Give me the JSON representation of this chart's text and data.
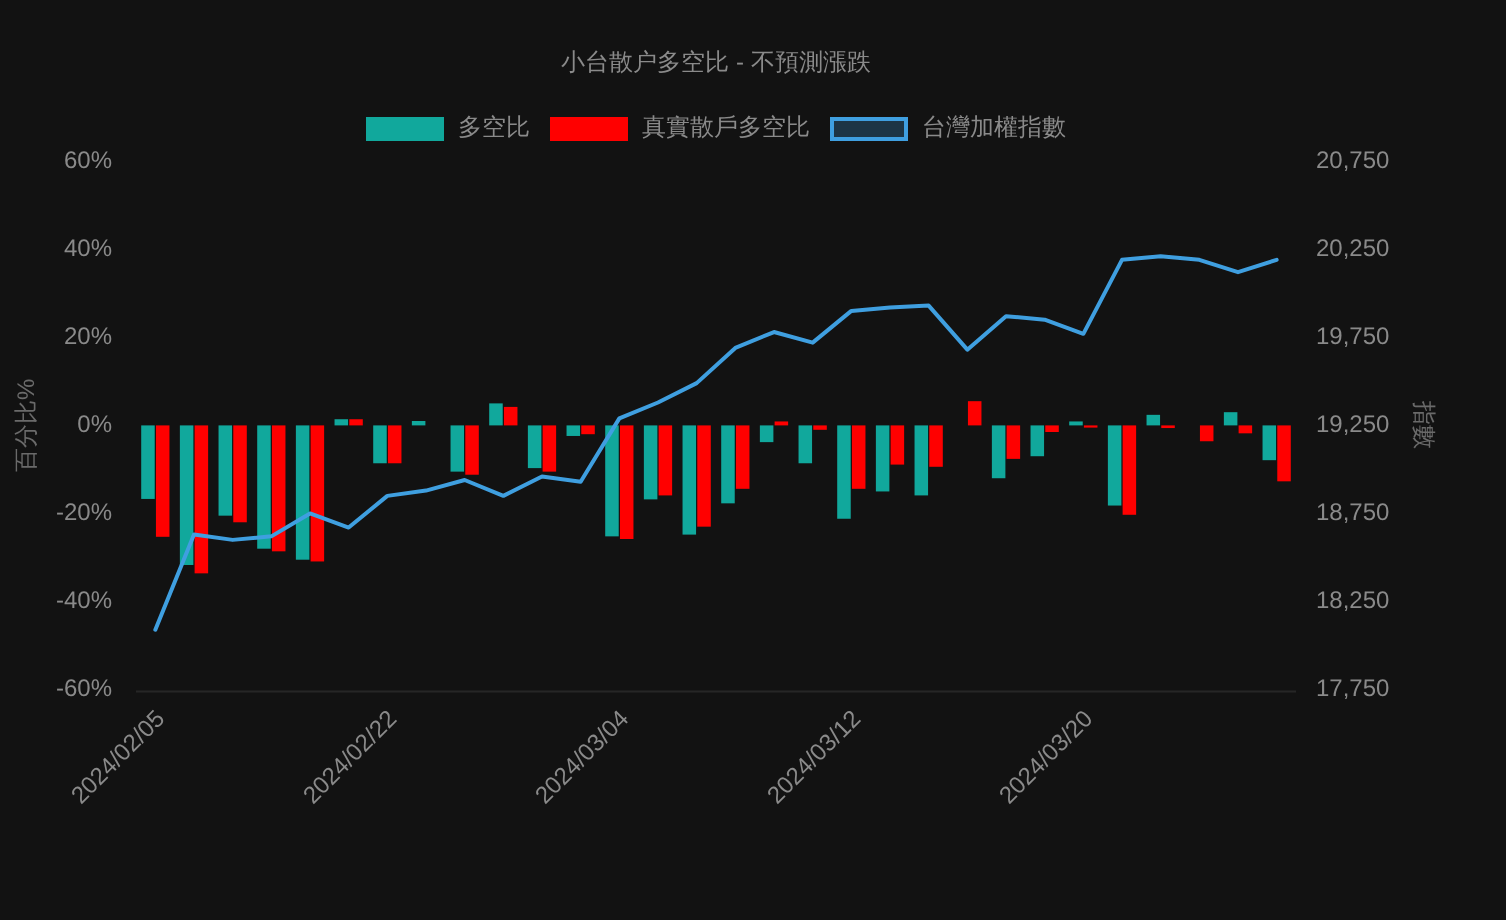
{
  "chart_data": {
    "type": "bar",
    "title": "小台散户多空比 - 不預測漲跌",
    "ylabel": "百分比%",
    "y2label": "指數",
    "legend": "top",
    "categories": [
      "2024/02/05",
      null,
      null,
      null,
      null,
      null,
      "2024/02/22",
      null,
      null,
      null,
      null,
      null,
      "2024/03/04",
      null,
      null,
      null,
      null,
      null,
      "2024/03/12",
      null,
      null,
      null,
      null,
      null,
      "2024/03/20",
      null,
      null,
      null,
      null,
      null
    ],
    "series": [
      {
        "name": "多空比",
        "color": "#11a89c",
        "values": [
          -16.7,
          -31.7,
          -20.5,
          -28.0,
          -30.5,
          1.4,
          -8.6,
          1.0,
          -10.5,
          5.0,
          -9.7,
          -2.4,
          -25.2,
          -16.8,
          -24.8,
          -17.7,
          -3.8,
          -8.6,
          -21.2,
          -15.0,
          -15.9,
          null,
          -12.0,
          -7.0,
          0.9,
          -18.2,
          2.4,
          null,
          3.0,
          -7.9
        ]
      },
      {
        "name": "真實散戶多空比",
        "color": "#ff0000",
        "values": [
          -25.3,
          -33.6,
          -22.0,
          -28.6,
          -30.9,
          1.4,
          -8.6,
          null,
          -11.2,
          4.2,
          -10.5,
          -2.0,
          -25.8,
          -15.9,
          -23.0,
          -14.4,
          0.9,
          -1.0,
          -14.4,
          -8.9,
          -9.4,
          5.5,
          -7.6,
          -1.5,
          -0.5,
          -20.3,
          -0.6,
          -3.6,
          -1.8,
          -12.7
        ]
      },
      {
        "name": "台灣加權指數",
        "type": "line",
        "axis": "y2",
        "color": "#3f9fe0",
        "values": [
          18090,
          18630,
          18600,
          18620,
          18750,
          18670,
          18850,
          18880,
          18940,
          18850,
          18960,
          18930,
          19290,
          19380,
          19490,
          19690,
          19780,
          19720,
          19900,
          19920,
          19930,
          19680,
          19870,
          19850,
          19770,
          20190,
          20210,
          20190,
          20120,
          20190
        ]
      }
    ],
    "ylim": [
      -60,
      60
    ],
    "yticks": [
      {
        "value": -60,
        "label": "-60%"
      },
      {
        "value": -40,
        "label": "-40%"
      },
      {
        "value": -20,
        "label": "-20%"
      },
      {
        "value": 0,
        "label": "0%"
      },
      {
        "value": 20,
        "label": "20%"
      },
      {
        "value": 40,
        "label": "40%"
      },
      {
        "value": 60,
        "label": "60%"
      }
    ],
    "y2lim": [
      17750,
      20750
    ],
    "y2ticks": [
      {
        "value": 17750,
        "label": "17,750"
      },
      {
        "value": 18250,
        "label": "18,250"
      },
      {
        "value": 18750,
        "label": "18,750"
      },
      {
        "value": 19250,
        "label": "19,250"
      },
      {
        "value": 19750,
        "label": "19,750"
      },
      {
        "value": 20250,
        "label": "20,250"
      },
      {
        "value": 20750,
        "label": "20,750"
      }
    ]
  }
}
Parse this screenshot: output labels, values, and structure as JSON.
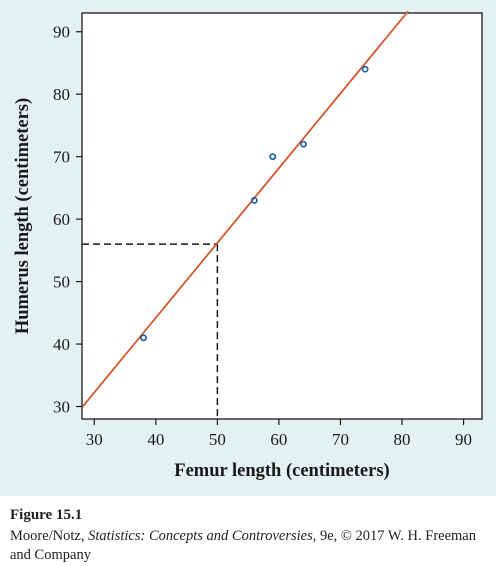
{
  "chart_data": {
    "type": "scatter",
    "xlabel": "Femur length (centimeters)",
    "ylabel": "Humerus length (centimeters)",
    "xlim": [
      28,
      93
    ],
    "ylim": [
      28,
      93
    ],
    "xticks": [
      30,
      40,
      50,
      60,
      70,
      80,
      90
    ],
    "yticks": [
      30,
      40,
      50,
      60,
      70,
      80,
      90
    ],
    "points": [
      {
        "x": 38,
        "y": 41
      },
      {
        "x": 56,
        "y": 63
      },
      {
        "x": 59,
        "y": 70
      },
      {
        "x": 64,
        "y": 72
      },
      {
        "x": 74,
        "y": 84
      }
    ],
    "regression_line": {
      "slope": 1.197,
      "intercept": -3.66,
      "x_range": [
        28,
        81
      ]
    },
    "reference": {
      "x": 50,
      "y": 56
    },
    "grid": false,
    "colors": {
      "line": "#d4562b",
      "points": "#1f5fa8",
      "axes": "#1a1a1a",
      "reference": "#1a1a1a",
      "panel": "#e4f1f2"
    }
  },
  "caption": {
    "label": "Figure 15.1",
    "credit_before": "Moore/Notz, ",
    "credit_title": "Statistics: Concepts and Controversies",
    "credit_after": ", 9e, © 2017 W. H. Freeman and Company"
  }
}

● ● ● ● ●

* _TASK OBJECTIVE_
Extract, word for word, every line from the one holding "Parse this screenshot: output" through the closing line of the data above. Do not include any pictures.

* _TASK RESPONSE_
Parse this screenshot: output labels, values, and structure as JSON.
{
  "chart_data": {
    "type": "scatter",
    "xlabel": "Femur length (centimeters)",
    "ylabel": "Humerus length (centimeters)",
    "xlim": [
      28,
      93
    ],
    "ylim": [
      28,
      93
    ],
    "xticks": [
      30,
      40,
      50,
      60,
      70,
      80,
      90
    ],
    "yticks": [
      30,
      40,
      50,
      60,
      70,
      80,
      90
    ],
    "points": [
      {
        "x": 38,
        "y": 41
      },
      {
        "x": 56,
        "y": 63
      },
      {
        "x": 59,
        "y": 70
      },
      {
        "x": 64,
        "y": 72
      },
      {
        "x": 74,
        "y": 84
      }
    ],
    "regression_line": {
      "slope": 1.197,
      "intercept": -3.66,
      "x_range": [
        28,
        81
      ]
    },
    "reference": {
      "x": 50,
      "y": 56
    },
    "grid": false,
    "colors": {
      "line": "#d4562b",
      "points": "#1f5fa8",
      "axes": "#1a1a1a",
      "reference": "#1a1a1a",
      "panel": "#e4f1f2"
    }
  },
  "caption": {
    "label": "Figure 15.1",
    "credit_before": "Moore/Notz, ",
    "credit_title": "Statistics: Concepts and Controversies",
    "credit_after": ", 9e, © 2017 W. H. Freeman and Company"
  }
}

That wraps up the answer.